Problem
Pull every line holding the string "location" from the records below.

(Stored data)
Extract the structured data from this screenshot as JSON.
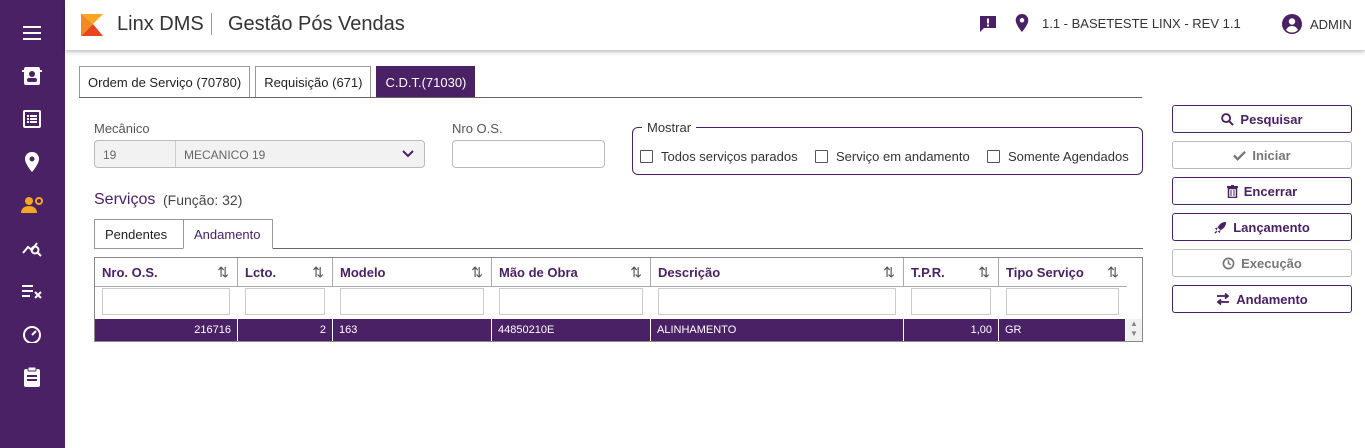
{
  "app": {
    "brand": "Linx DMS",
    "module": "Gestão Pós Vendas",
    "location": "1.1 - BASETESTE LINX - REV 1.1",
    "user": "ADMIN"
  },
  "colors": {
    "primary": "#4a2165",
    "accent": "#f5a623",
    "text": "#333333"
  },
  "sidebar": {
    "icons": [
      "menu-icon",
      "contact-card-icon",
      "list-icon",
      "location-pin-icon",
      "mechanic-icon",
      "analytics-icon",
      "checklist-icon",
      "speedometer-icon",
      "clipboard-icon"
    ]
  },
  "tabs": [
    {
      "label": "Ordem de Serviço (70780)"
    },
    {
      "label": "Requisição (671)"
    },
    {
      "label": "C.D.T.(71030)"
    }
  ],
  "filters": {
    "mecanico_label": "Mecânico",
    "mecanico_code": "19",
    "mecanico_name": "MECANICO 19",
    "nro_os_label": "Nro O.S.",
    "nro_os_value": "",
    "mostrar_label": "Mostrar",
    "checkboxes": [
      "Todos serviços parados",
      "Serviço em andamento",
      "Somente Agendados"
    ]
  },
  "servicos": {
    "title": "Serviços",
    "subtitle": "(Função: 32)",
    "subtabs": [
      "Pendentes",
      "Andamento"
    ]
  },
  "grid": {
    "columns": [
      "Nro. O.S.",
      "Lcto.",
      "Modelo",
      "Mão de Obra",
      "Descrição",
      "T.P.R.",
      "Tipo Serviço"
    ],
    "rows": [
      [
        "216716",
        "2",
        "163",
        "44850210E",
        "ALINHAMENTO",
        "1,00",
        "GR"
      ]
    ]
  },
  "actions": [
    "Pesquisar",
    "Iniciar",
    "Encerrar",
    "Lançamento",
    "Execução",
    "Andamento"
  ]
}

Reply to the exercise
    "location": "1.1 - BASETESTE LINX - REV 1.1",
      "location-pin-icon",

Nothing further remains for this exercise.